Directions for this task ::
Find the word "name" in the records below. List each line containing it.

(Excerpt from a dataset)
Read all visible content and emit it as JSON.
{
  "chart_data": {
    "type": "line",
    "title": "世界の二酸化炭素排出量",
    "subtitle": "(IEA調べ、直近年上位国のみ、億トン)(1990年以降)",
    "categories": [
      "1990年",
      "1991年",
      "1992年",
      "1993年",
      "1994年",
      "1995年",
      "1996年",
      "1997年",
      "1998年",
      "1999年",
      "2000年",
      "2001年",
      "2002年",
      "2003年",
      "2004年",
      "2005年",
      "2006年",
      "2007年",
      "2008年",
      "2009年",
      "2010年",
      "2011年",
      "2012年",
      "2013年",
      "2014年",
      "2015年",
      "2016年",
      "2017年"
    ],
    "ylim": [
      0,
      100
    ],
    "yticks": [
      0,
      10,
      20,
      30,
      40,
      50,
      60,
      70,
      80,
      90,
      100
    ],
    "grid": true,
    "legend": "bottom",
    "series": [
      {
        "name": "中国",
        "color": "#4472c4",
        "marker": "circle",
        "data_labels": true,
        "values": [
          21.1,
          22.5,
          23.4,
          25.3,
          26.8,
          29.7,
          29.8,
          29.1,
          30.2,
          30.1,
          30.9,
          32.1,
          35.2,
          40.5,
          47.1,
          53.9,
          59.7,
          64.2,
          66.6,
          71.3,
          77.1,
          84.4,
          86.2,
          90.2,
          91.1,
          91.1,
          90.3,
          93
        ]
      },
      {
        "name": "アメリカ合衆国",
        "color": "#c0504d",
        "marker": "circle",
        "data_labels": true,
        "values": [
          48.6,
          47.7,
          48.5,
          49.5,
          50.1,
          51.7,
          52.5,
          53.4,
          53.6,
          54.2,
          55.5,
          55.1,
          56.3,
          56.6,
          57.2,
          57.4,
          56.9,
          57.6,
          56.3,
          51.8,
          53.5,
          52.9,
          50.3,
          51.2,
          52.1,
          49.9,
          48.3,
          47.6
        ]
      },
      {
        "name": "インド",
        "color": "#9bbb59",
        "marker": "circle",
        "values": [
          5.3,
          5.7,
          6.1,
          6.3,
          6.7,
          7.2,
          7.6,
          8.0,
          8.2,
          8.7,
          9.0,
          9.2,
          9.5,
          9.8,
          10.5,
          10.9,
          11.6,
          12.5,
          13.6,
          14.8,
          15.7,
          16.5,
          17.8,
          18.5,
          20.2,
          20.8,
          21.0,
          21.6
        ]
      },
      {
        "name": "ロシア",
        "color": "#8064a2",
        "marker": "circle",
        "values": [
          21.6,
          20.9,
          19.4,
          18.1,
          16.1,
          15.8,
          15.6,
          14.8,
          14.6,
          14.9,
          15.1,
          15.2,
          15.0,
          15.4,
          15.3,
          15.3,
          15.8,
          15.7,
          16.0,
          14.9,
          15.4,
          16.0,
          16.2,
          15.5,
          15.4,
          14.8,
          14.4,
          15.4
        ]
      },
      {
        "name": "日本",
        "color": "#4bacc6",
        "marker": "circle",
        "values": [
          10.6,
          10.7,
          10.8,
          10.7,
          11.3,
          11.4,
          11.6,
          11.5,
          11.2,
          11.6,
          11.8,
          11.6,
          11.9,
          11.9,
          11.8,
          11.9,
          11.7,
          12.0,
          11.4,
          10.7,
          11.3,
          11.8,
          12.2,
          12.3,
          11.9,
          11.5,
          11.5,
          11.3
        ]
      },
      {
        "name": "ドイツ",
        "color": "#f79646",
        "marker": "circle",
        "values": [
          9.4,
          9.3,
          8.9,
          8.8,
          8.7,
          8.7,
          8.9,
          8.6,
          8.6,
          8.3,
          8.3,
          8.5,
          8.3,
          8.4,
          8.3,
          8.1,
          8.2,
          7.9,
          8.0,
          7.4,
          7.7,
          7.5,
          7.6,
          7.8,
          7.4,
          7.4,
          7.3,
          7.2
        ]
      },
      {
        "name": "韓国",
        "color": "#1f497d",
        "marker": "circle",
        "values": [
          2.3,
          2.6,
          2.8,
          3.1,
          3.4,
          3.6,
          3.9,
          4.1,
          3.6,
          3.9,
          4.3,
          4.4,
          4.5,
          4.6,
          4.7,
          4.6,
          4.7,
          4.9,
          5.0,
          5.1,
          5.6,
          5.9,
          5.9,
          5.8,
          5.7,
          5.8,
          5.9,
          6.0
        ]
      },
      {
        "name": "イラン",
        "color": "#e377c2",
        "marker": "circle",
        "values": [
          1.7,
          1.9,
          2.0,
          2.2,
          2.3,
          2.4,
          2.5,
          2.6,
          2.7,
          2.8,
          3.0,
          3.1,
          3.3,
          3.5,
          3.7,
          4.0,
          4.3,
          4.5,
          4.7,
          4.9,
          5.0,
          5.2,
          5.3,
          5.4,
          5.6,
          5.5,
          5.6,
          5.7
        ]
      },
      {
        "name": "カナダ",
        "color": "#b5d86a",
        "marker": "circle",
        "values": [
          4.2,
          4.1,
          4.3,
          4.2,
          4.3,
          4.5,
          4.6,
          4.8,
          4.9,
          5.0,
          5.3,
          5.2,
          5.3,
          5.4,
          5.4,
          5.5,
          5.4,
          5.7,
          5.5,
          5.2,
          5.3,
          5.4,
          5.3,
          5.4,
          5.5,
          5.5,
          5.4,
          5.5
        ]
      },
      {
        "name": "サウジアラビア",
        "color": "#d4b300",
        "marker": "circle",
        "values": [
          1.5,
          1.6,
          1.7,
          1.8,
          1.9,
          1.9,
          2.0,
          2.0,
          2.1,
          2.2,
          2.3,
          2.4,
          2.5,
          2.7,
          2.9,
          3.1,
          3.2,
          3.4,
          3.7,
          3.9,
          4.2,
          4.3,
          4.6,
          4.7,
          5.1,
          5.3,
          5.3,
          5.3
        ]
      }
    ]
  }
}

Problem solution ::
        "name": "中国",
        "name": "アメリカ合衆国",
        "name": "インド",
        "name": "ロシア",
        "name": "日本",
        "name": "ドイツ",
        "name": "韓国",
        "name": "イラン",
        "name": "カナダ",
        "name": "サウジアラビア",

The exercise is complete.